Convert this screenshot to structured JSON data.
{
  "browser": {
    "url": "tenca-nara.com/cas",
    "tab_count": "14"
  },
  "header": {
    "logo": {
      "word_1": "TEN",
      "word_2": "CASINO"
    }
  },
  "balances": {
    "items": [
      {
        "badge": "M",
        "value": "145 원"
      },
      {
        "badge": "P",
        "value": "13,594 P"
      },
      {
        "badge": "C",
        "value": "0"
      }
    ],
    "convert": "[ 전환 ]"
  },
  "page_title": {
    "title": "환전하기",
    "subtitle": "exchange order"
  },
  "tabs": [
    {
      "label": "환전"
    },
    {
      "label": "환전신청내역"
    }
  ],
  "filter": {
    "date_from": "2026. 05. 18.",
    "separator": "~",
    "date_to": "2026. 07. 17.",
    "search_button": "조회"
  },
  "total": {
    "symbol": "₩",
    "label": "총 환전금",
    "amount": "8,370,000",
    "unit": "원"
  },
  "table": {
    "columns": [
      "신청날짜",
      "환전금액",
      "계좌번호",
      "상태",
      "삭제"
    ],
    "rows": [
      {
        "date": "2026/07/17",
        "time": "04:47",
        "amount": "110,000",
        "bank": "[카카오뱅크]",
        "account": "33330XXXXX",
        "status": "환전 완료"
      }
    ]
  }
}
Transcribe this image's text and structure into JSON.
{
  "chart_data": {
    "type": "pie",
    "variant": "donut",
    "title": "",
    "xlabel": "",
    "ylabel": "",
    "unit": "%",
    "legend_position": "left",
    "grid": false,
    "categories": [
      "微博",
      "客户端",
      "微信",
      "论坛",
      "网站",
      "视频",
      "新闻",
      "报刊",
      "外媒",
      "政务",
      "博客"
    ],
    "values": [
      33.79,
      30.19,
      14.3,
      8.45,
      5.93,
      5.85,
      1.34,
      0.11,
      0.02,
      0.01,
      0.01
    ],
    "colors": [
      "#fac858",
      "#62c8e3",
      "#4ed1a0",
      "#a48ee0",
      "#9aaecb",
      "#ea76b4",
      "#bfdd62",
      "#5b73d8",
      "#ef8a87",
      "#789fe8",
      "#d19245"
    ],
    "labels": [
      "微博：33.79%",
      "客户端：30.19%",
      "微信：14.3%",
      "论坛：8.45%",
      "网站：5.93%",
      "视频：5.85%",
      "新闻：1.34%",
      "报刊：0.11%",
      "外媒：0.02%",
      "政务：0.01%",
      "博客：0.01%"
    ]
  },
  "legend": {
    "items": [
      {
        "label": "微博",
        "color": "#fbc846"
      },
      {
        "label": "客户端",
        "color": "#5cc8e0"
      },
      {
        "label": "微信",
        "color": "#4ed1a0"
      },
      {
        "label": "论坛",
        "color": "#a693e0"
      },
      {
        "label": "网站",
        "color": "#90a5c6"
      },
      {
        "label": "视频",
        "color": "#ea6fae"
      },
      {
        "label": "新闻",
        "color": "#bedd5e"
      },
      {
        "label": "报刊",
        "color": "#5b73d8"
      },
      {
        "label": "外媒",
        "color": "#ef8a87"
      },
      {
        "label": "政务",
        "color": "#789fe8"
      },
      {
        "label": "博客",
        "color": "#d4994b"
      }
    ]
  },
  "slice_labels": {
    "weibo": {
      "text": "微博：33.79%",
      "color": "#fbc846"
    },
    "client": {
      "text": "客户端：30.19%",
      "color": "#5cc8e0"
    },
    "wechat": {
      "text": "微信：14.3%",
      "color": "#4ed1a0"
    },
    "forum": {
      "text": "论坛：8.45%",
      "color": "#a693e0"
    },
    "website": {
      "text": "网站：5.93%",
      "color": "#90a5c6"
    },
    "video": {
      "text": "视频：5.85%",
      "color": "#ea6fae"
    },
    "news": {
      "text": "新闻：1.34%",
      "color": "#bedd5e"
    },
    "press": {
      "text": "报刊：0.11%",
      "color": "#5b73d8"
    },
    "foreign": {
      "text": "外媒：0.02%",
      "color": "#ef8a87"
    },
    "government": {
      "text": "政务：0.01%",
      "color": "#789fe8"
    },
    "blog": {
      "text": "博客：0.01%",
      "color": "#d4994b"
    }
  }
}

STATED TASK: Repeat the whole listing exactly, keeping every line intact.

WRITTEN ANSWER:
Convert this screenshot to structured JSON data.
{
  "browser": {
    "url": "tenca-nara.com/cas",
    "tab_count": "14"
  },
  "header": {
    "logo": {
      "word_1": "TEN",
      "word_2": "CASINO"
    }
  },
  "balances": {
    "items": [
      {
        "badge": "M",
        "value": "145 원"
      },
      {
        "badge": "P",
        "value": "13,594 P"
      },
      {
        "badge": "C",
        "value": "0"
      }
    ],
    "convert": "[ 전환 ]"
  },
  "page_title": {
    "title": "환전하기",
    "subtitle": "exchange order"
  },
  "tabs": [
    {
      "label": "환전"
    },
    {
      "label": "환전신청내역"
    }
  ],
  "filter": {
    "date_from": "2026. 05. 18.",
    "separator": "~",
    "date_to": "2026. 07. 17.",
    "search_button": "조회"
  },
  "total": {
    "symbol": "₩",
    "label": "총 환전금",
    "amount": "8,370,000",
    "unit": "원"
  },
  "table": {
    "columns": [
      "신청날짜",
      "환전금액",
      "계좌번호",
      "상태",
      "삭제"
    ],
    "rows": [
      {
        "date": "2026/07/17",
        "time": "04:47",
        "amount": "110,000",
        "bank": "[카카오뱅크]",
        "account": "33330XXXXX",
        "status": "환전 완료"
      }
    ]
  }
}
Transcribe this image's text and structure into JSON.
{
  "chart_data": {
    "type": "pie",
    "variant": "donut",
    "title": "",
    "xlabel": "",
    "ylabel": "",
    "unit": "%",
    "legend_position": "left",
    "grid": false,
    "categories": [
      "微博",
      "客户端",
      "微信",
      "论坛",
      "网站",
      "视频",
      "新闻",
      "报刊",
      "外媒",
      "政务",
      "博客"
    ],
    "values": [
      33.79,
      30.19,
      14.3,
      8.45,
      5.93,
      5.85,
      1.34,
      0.11,
      0.02,
      0.01,
      0.01
    ],
    "colors": [
      "#fac858",
      "#62c8e3",
      "#4ed1a0",
      "#a48ee0",
      "#9aaecb",
      "#ea76b4",
      "#bfdd62",
      "#5b73d8",
      "#ef8a87",
      "#789fe8",
      "#d19245"
    ],
    "labels": [
      "微博：33.79%",
      "客户端：30.19%",
      "微信：14.3%",
      "论坛：8.45%",
      "网站：5.93%",
      "视频：5.85%",
      "新闻：1.34%",
      "报刊：0.11%",
      "外媒：0.02%",
      "政务：0.01%",
      "博客：0.01%"
    ]
  },
  "legend": {
    "items": [
      {
        "label": "微博",
        "color": "#fbc846"
      },
      {
        "label": "客户端",
        "color": "#5cc8e0"
      },
      {
        "label": "微信",
        "color": "#4ed1a0"
      },
      {
        "label": "论坛",
        "color": "#a693e0"
      },
      {
        "label": "网站",
        "color": "#90a5c6"
      },
      {
        "label": "视频",
        "color": "#ea6fae"
      },
      {
        "label": "新闻",
        "color": "#bedd5e"
      },
      {
        "label": "报刊",
        "color": "#5b73d8"
      },
      {
        "label": "外媒",
        "color": "#ef8a87"
      },
      {
        "label": "政务",
        "color": "#789fe8"
      },
      {
        "label": "博客",
        "color": "#d4994b"
      }
    ]
  },
  "slice_labels": {
    "weibo": {
      "text": "微博：33.79%",
      "color": "#fbc846"
    },
    "client": {
      "text": "客户端：30.19%",
      "color": "#5cc8e0"
    },
    "wechat": {
      "text": "微信：14.3%",
      "color": "#4ed1a0"
    },
    "forum": {
      "text": "论坛：8.45%",
      "color": "#a693e0"
    },
    "website": {
      "text": "网站：5.93%",
      "color": "#90a5c6"
    },
    "video": {
      "text": "视频：5.85%",
      "color": "#ea6fae"
    },
    "news": {
      "text": "新闻：1.34%",
      "color": "#bedd5e"
    },
    "press": {
      "text": "报刊：0.11%",
      "color": "#5b73d8"
    },
    "foreign": {
      "text": "外媒：0.02%",
      "color": "#ef8a87"
    },
    "government": {
      "text": "政务：0.01%",
      "color": "#789fe8"
    },
    "blog": {
      "text": "博客：0.01%",
      "color": "#d4994b"
    }
  }
}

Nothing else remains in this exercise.